Extract each line bearing the word "correction".

Data for the task:
######

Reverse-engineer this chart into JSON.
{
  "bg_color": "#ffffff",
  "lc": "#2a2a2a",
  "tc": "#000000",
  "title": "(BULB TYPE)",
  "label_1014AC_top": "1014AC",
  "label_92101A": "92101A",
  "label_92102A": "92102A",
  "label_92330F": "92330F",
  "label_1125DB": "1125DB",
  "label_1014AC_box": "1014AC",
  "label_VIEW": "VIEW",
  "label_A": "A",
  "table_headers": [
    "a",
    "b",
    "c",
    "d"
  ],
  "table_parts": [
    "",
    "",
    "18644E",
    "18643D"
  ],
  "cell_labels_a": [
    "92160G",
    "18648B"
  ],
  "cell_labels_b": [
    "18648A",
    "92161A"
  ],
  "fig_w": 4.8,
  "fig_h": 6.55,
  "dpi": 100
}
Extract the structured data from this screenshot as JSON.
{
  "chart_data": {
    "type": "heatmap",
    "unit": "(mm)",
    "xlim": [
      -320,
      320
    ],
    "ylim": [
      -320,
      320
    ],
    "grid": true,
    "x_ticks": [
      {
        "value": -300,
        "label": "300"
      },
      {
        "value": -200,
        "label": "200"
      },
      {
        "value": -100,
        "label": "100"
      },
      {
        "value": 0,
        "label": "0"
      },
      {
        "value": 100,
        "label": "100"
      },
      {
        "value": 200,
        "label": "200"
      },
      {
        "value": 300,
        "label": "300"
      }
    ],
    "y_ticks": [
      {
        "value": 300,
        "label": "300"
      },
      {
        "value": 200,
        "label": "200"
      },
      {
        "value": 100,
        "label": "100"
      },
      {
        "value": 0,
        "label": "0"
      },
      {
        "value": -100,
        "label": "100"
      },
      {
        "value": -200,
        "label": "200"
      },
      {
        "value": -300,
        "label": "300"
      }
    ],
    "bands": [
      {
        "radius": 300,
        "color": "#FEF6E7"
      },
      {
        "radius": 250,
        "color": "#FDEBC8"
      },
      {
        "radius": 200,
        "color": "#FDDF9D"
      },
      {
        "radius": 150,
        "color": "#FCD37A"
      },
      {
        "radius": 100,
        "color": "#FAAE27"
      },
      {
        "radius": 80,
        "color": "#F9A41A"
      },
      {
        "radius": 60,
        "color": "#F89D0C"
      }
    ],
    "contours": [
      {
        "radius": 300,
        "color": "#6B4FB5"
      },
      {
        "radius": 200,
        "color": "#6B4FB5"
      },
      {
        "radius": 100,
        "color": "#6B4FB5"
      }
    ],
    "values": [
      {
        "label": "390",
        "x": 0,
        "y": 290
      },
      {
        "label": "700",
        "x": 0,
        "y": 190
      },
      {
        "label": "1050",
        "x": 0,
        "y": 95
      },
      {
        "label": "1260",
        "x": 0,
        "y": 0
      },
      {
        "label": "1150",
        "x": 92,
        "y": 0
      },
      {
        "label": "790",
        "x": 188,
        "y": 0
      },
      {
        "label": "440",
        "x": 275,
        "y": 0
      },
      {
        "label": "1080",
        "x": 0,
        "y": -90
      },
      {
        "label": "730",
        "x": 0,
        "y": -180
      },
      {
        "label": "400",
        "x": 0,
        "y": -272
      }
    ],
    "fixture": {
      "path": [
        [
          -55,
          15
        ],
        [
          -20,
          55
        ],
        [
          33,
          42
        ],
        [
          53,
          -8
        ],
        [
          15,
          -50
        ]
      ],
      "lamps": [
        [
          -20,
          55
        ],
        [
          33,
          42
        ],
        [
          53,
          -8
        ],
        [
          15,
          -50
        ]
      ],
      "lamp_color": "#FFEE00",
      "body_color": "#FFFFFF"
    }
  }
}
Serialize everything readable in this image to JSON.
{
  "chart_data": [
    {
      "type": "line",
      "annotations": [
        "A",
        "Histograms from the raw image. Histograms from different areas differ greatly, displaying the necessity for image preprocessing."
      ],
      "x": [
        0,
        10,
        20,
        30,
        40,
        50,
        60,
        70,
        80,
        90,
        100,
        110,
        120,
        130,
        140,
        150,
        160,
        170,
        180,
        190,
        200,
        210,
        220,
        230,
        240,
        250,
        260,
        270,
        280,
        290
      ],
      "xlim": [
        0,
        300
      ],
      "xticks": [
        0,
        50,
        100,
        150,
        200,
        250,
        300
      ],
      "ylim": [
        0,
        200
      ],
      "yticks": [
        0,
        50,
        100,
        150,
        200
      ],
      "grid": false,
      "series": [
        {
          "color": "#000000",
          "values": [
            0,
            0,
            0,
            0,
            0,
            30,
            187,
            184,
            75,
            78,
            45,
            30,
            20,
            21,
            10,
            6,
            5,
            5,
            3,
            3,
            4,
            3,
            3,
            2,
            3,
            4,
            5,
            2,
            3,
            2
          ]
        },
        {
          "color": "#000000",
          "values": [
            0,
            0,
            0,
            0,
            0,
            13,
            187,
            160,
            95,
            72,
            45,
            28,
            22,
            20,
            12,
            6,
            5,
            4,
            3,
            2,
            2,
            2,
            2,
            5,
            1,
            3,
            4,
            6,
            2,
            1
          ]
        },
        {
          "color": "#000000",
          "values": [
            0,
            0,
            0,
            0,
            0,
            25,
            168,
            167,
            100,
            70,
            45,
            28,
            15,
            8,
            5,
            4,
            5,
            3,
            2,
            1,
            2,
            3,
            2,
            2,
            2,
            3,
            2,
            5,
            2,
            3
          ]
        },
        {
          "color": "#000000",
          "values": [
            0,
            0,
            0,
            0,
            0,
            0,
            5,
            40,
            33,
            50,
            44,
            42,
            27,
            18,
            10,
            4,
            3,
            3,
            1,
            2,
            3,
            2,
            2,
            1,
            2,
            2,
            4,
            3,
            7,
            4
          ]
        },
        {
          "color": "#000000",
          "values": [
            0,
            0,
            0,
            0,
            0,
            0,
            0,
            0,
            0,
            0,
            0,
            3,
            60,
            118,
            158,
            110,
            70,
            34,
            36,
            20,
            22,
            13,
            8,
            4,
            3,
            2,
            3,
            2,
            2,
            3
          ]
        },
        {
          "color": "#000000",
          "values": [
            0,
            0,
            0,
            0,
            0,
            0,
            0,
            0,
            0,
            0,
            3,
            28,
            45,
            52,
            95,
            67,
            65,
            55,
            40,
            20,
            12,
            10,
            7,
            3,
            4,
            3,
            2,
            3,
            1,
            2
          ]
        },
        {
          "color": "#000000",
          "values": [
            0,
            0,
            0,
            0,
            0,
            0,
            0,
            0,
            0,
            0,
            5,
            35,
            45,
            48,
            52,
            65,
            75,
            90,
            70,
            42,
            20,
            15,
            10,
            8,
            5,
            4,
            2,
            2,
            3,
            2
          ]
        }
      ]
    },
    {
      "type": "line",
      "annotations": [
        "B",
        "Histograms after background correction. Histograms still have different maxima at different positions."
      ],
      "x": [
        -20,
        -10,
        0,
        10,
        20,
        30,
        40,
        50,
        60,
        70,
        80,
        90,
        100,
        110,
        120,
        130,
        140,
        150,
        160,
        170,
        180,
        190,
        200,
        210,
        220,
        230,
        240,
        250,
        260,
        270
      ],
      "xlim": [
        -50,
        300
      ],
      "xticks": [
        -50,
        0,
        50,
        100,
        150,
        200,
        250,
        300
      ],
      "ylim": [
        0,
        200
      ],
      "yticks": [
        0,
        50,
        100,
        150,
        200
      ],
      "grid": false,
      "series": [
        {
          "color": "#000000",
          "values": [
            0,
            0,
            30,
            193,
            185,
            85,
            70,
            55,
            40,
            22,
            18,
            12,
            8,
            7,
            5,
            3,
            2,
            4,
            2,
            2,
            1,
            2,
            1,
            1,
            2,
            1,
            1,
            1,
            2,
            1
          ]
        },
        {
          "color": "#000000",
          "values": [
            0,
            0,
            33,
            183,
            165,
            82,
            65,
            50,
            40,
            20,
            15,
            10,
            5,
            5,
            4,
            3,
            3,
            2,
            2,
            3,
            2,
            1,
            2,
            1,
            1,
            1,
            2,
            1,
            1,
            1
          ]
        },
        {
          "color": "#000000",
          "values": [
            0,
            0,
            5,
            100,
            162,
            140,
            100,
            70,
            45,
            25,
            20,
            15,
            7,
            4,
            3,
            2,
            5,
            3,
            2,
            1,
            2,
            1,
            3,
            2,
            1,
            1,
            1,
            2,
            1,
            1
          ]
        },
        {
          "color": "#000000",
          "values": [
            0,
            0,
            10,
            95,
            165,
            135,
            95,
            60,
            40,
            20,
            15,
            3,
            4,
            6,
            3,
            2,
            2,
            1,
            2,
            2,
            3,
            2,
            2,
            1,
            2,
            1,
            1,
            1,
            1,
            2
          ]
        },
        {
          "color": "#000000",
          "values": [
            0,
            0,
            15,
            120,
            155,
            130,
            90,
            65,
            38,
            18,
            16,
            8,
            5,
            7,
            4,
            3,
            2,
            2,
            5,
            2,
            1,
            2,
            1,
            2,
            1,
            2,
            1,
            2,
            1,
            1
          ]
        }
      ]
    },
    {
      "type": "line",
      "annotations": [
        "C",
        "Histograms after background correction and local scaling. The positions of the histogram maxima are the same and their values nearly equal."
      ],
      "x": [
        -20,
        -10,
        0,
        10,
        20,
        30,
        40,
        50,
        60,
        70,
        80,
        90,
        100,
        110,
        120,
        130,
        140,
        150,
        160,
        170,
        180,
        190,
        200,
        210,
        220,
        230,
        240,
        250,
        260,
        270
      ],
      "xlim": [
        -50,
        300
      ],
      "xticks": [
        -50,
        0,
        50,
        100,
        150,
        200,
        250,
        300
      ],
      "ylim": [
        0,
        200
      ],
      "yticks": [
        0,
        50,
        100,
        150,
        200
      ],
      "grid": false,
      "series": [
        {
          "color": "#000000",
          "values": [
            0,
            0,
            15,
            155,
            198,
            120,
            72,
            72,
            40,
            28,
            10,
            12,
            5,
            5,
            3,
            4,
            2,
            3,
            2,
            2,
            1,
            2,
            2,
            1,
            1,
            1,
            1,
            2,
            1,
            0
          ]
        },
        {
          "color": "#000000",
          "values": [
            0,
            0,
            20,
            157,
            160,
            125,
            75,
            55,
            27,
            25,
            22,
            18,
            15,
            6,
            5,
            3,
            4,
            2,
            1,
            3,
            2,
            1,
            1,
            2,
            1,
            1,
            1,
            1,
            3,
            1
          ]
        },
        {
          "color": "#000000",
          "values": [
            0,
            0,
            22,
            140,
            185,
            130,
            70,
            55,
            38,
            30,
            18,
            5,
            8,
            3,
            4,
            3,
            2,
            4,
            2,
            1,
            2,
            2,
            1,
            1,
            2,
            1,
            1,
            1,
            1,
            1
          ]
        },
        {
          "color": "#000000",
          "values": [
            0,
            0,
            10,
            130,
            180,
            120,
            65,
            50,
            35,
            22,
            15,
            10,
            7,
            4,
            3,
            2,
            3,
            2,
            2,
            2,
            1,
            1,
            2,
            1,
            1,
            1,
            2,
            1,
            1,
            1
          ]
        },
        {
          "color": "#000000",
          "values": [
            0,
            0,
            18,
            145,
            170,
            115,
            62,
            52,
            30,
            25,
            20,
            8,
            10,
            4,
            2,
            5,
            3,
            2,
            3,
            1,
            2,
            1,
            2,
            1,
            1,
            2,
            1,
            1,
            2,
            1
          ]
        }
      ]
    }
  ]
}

######

Result of the task:
        "Histograms after background correction. Histograms still have different maxima at different positions."
        "Histograms after background correction and local scaling. The positions of the histogram maxima are the same and their values nearly equal."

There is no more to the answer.